To be done –
Count every line below in which "type" occurs, then give only the count.

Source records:

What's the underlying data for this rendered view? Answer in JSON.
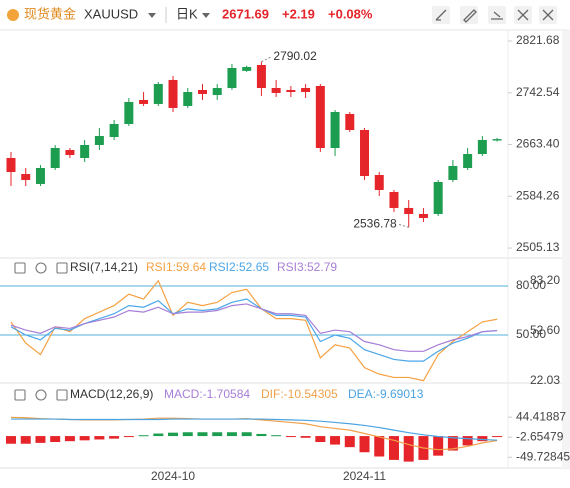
{
  "header": {
    "logo_name": "现货黄金",
    "symbol": "XAUUSD",
    "period": "日K",
    "price": "2671.69",
    "change": "+2.19",
    "change_pct": "+0.08%"
  },
  "chart_data": [
    {
      "type": "candlestick",
      "categories": [
        null,
        null,
        null,
        null,
        null,
        null,
        null,
        null,
        null,
        null,
        null,
        "2024-10",
        null,
        null,
        null,
        null,
        null,
        null,
        null,
        null,
        null,
        null,
        null,
        null,
        "2024-11",
        null,
        null,
        null,
        null,
        null,
        null,
        null,
        null,
        null
      ],
      "open": [
        2642.8,
        2618.3,
        2603.1,
        2627.5,
        2655.0,
        2642.8,
        2662.7,
        2674.9,
        2694.8,
        2731.5,
        2725.4,
        2762.1,
        2722.3,
        2746.8,
        2739.1,
        2749.8,
        2776.0,
        2785.0,
        2749.8,
        2746.8,
        2749.8,
        2752.9,
        2658.1,
        2710.1,
        2685.6,
        2616.8,
        2590.8,
        2566.4,
        2557.2,
        2557.2,
        2609.2,
        2627.5,
        2648.9,
        2669.5
      ],
      "high": [
        2652.0,
        2627.5,
        2632.1,
        2662.7,
        2658.1,
        2670.3,
        2688.7,
        2700.9,
        2734.5,
        2743.7,
        2759.0,
        2768.2,
        2749.8,
        2756.0,
        2756.0,
        2786.5,
        2784.0,
        2790.02,
        2762.1,
        2752.9,
        2756.0,
        2756.0,
        2716.2,
        2713.1,
        2688.7,
        2621.4,
        2593.9,
        2578.6,
        2566.4,
        2609.2,
        2639.7,
        2658.1,
        2676.4,
        2673.4
      ],
      "low": [
        2600.0,
        2600.0,
        2600.0,
        2624.5,
        2642.8,
        2636.7,
        2655.0,
        2670.3,
        2691.7,
        2722.3,
        2722.3,
        2713.1,
        2719.3,
        2731.5,
        2731.5,
        2746.8,
        2774.5,
        2737.6,
        2736.1,
        2736.1,
        2734.5,
        2652.0,
        2645.9,
        2682.6,
        2609.2,
        2584.7,
        2560.2,
        2536.78,
        2545.0,
        2554.1,
        2606.1,
        2624.5,
        2645.9,
        2668.0
      ],
      "close": [
        2621.4,
        2609.2,
        2627.5,
        2658.1,
        2647.4,
        2662.7,
        2676.4,
        2694.8,
        2728.4,
        2725.4,
        2756.0,
        2719.3,
        2743.7,
        2740.7,
        2749.8,
        2780.4,
        2781.9,
        2749.8,
        2742.2,
        2743.7,
        2743.7,
        2658.1,
        2713.1,
        2685.6,
        2615.3,
        2593.9,
        2566.4,
        2557.2,
        2551.1,
        2606.1,
        2630.6,
        2648.9,
        2670.3,
        2671.69
      ],
      "up_color": "#1c9d4f",
      "down_color": "#e5252a",
      "ylim": [
        2489.9,
        2838.5
      ],
      "yticks": [
        2821.68,
        2742.54,
        {
          "value": 2663.4,
          "label": "2663.40"
        },
        2584.26,
        2505.13
      ]
    },
    {
      "type": "line",
      "title": "RSI(7,14,21)",
      "series": [
        {
          "name": "RSI1:59.64",
          "color": "#f5a142",
          "values": [
            58,
            45,
            38,
            55,
            52,
            60,
            64,
            68,
            75,
            72,
            83.2,
            62,
            70,
            68,
            70,
            76,
            78,
            66,
            60,
            60,
            59,
            36,
            44,
            42,
            30,
            26,
            24,
            24,
            22.03,
            38,
            46,
            52,
            58,
            59.64
          ]
        },
        {
          "name": "RSI2:52.65",
          "color": "#4aa6e8",
          "values": [
            55,
            50,
            47,
            54,
            53,
            57,
            60,
            63,
            68,
            67,
            71,
            63,
            66,
            65,
            66,
            70,
            72,
            66,
            62,
            62,
            61,
            46,
            50,
            48,
            41,
            38,
            35,
            34,
            34,
            40,
            45,
            48,
            52,
            52.65
          ]
        },
        {
          "name": "RSI3:52.79",
          "color": "#a77ed6",
          "values": [
            56,
            53,
            51,
            55,
            54,
            57,
            59,
            61,
            65,
            64,
            67,
            63,
            64,
            64,
            65,
            68,
            69,
            66,
            63,
            63,
            62,
            51,
            53,
            52,
            46,
            44,
            41,
            40,
            40,
            44,
            47,
            49,
            52,
            52.79
          ]
        }
      ],
      "ylim": [
        21.2,
        84.9
      ],
      "yticks": [
        {
          "value": 80,
          "label": "80.00"
        },
        {
          "value": 50,
          "label": "50.00"
        }
      ],
      "grid": true,
      "grid_color": "#4fb0de",
      "markers": [
        {
          "value": 83.2,
          "label": "83.20"
        },
        {
          "value": 52.6,
          "label": "52.60"
        },
        {
          "value": 22.03,
          "label": "22.03"
        }
      ]
    },
    {
      "type": "macd",
      "title": "MACD(12,26,9)",
      "series": [
        {
          "name": "MACD:-1.70584",
          "kind": "bar",
          "color": "#a77ed6",
          "up_color": "#1c9d4f",
          "down_color": "#e5252a",
          "values": [
            -18,
            -18,
            -16,
            -14,
            -12,
            -10,
            -8,
            -6,
            -2,
            2,
            6,
            8,
            9,
            9,
            9,
            9,
            9,
            5,
            2,
            -2,
            -4,
            -14,
            -20,
            -26,
            -38,
            -48,
            -56,
            -60,
            -56,
            -46,
            -34,
            -22,
            -12,
            -1.70584
          ]
        },
        {
          "name": "DIF:-10.54305",
          "kind": "line",
          "color": "#f0a04b",
          "values": [
            44,
            43,
            41,
            40,
            39,
            38,
            38,
            38,
            39,
            40,
            42,
            42,
            41,
            40,
            40,
            40,
            41,
            38,
            35,
            32,
            29,
            22,
            18,
            14,
            6,
            -2,
            -10,
            -20,
            -28,
            -32,
            -30,
            -24,
            -16,
            -10.54305
          ]
        },
        {
          "name": "DEA:-9.69013",
          "kind": "line",
          "color": "#4ba3e0",
          "values": [
            40,
            40,
            40,
            40,
            39,
            39,
            39,
            39,
            39,
            39,
            39,
            40,
            40,
            40,
            40,
            40,
            40,
            40,
            39,
            38,
            37,
            35,
            32,
            29,
            25,
            20,
            14,
            8,
            3,
            -1,
            -4,
            -6,
            -8,
            -9.69013
          ]
        }
      ],
      "ylim": [
        -75,
        73
      ],
      "yticks": [
        44.41887,
        -2.65479,
        -49.72845
      ]
    }
  ]
}
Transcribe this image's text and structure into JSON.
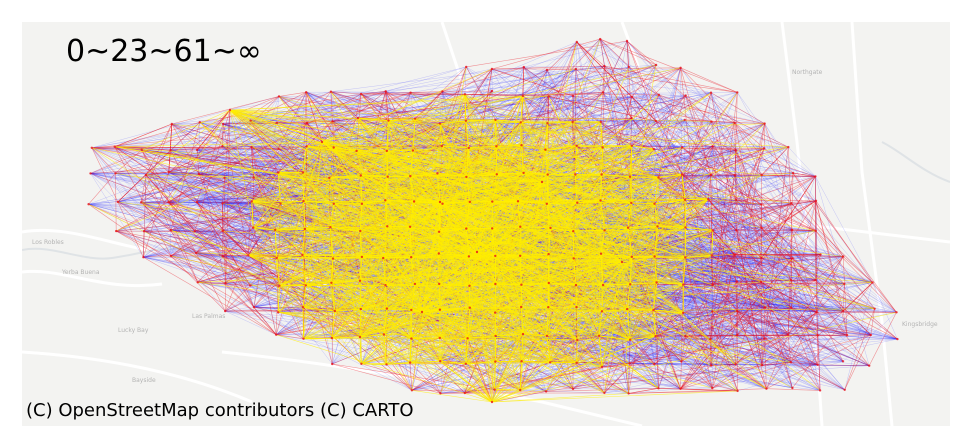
{
  "legend_label": "0~23~61~∞",
  "attribution": "(C) OpenStreetMap contributors (C) CARTO",
  "colors": {
    "basemap": "#f3f3f1",
    "road": "#ffffff",
    "water": "#dfe3e6",
    "label_text": "#b4b4b4",
    "low_range": "#1a1aff",
    "mid_range": "#e8121e",
    "high_range": "#ffee00"
  },
  "basemap_place_labels": [
    "Los Robles",
    "Yerba Buena",
    "Lucky Bay",
    "Las Palmas",
    "Bayside",
    "Northgate",
    "Kingsbridge"
  ]
}
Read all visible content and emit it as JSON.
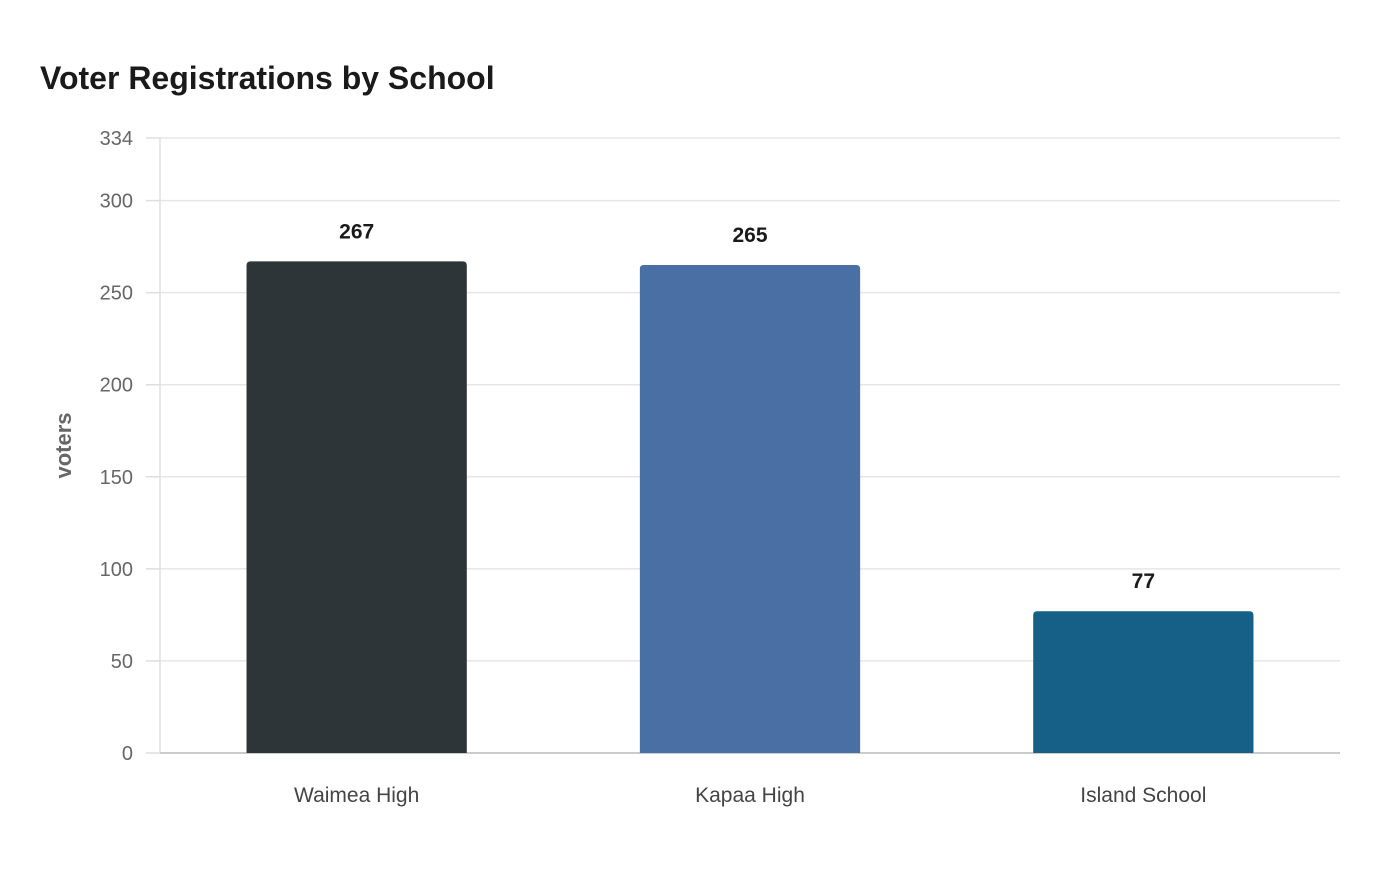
{
  "chart_data": {
    "type": "bar",
    "title": "Voter Registrations by School",
    "xlabel": "",
    "ylabel": "voters",
    "categories": [
      "Waimea High",
      "Kapaa High",
      "Island School"
    ],
    "values": [
      267,
      265,
      77
    ],
    "colors": [
      "#2e3538",
      "#4a6fa5",
      "#166088"
    ],
    "ylim": [
      0,
      334
    ],
    "yticks": [
      0,
      50,
      100,
      150,
      200,
      250,
      300,
      334
    ],
    "grid": true,
    "legend": "none"
  }
}
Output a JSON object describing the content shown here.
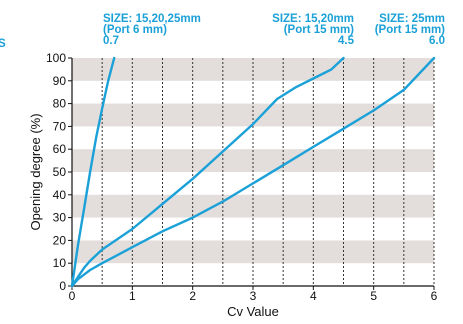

Answer to the problem –
4